§ **Data for the task**

— Begin —

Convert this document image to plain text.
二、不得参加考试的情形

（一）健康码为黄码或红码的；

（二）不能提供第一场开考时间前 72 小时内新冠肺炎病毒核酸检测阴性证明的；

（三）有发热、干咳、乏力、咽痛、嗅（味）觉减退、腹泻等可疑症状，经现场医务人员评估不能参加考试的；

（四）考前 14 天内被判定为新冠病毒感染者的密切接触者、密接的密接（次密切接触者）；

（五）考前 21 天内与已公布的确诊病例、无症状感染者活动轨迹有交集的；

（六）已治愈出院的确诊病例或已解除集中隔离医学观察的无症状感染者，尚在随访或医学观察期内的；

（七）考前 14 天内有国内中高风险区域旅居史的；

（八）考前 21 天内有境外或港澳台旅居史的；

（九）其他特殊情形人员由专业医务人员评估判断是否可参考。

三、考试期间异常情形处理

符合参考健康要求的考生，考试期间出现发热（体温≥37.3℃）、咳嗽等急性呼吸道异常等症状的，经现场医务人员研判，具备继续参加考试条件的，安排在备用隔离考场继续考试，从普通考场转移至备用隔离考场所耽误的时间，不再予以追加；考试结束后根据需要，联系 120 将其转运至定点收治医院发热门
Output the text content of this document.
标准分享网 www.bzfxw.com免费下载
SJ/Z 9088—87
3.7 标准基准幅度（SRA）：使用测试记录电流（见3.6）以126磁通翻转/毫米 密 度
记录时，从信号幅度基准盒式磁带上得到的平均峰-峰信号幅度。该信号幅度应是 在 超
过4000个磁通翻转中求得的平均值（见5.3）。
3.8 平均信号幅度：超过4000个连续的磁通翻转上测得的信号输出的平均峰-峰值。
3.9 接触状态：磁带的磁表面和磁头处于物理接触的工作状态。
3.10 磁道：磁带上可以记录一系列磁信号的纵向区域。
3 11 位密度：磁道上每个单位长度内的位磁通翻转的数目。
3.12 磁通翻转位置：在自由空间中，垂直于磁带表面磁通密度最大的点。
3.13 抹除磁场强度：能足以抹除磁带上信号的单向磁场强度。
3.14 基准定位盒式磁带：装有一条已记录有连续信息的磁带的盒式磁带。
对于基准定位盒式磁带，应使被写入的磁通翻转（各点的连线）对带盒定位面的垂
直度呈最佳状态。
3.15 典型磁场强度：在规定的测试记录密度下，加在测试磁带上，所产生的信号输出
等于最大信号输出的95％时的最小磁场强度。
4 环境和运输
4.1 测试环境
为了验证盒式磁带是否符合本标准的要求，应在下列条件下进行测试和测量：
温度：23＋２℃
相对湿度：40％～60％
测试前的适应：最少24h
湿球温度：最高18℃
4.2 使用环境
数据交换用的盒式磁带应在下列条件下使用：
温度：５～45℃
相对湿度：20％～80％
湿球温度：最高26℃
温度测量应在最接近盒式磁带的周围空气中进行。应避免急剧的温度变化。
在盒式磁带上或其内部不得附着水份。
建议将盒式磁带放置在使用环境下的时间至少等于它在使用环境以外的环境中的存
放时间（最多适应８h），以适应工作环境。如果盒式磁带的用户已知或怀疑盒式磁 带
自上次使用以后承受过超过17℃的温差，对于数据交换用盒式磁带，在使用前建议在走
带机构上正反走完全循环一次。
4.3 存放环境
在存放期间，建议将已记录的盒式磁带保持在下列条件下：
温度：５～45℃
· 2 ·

— End —

Return, word for word, every line from the line with "Output the text content of this document." to the final line of the data.

§ **Result**
Output the text content of this document.
标准分享网 www.bzfxw.com免费下载
SJ/Z 9088—87
3.7 标准基准幅度（SRA）：使用测试记录电流（见3.6）以126磁通翻转/毫米 密 度
记录时，从信号幅度基准盒式磁带上得到的平均峰-峰信号幅度。该信号幅度应是 在 超
过4000个磁通翻转中求得的平均值（见5.3）。
3.8 平均信号幅度：超过4000个连续的磁通翻转上测得的信号输出的平均峰-峰值。
3.9 接触状态：磁带的磁表面和磁头处于物理接触的工作状态。
3.10 磁道：磁带上可以记录一系列磁信号的纵向区域。
3 11 位密度：磁道上每个单位长度内的位磁通翻转的数目。
3.12 磁通翻转位置：在自由空间中，垂直于磁带表面磁通密度最大的点。
3.13 抹除磁场强度：能足以抹除磁带上信号的单向磁场强度。
3.14 基准定位盒式磁带：装有一条已记录有连续信息的磁带的盒式磁带。
对于基准定位盒式磁带，应使被写入的磁通翻转（各点的连线）对带盒定位面的垂
直度呈最佳状态。
3.15 典型磁场强度：在规定的测试记录密度下，加在测试磁带上，所产生的信号输出
等于最大信号输出的95％时的最小磁场强度。
4 环境和运输
4.1 测试环境
为了验证盒式磁带是否符合本标准的要求，应在下列条件下进行测试和测量：
温度：23＋２℃
相对湿度：40％～60％
测试前的适应：最少24h
湿球温度：最高18℃
4.2 使用环境
数据交换用的盒式磁带应在下列条件下使用：
温度：５～45℃
相对湿度：20％～80％
湿球温度：最高26℃
温度测量应在最接近盒式磁带的周围空气中进行。应避免急剧的温度变化。
在盒式磁带上或其内部不得附着水份。
建议将盒式磁带放置在使用环境下的时间至少等于它在使用环境以外的环境中的存
放时间（最多适应８h），以适应工作环境。如果盒式磁带的用户已知或怀疑盒式磁 带
自上次使用以后承受过超过17℃的温差，对于数据交换用盒式磁带，在使用前建议在走
带机构上正反走完全循环一次。
4.3 存放环境
在存放期间，建议将已记录的盒式磁带保持在下列条件下：
温度：５～45℃
· 2 ·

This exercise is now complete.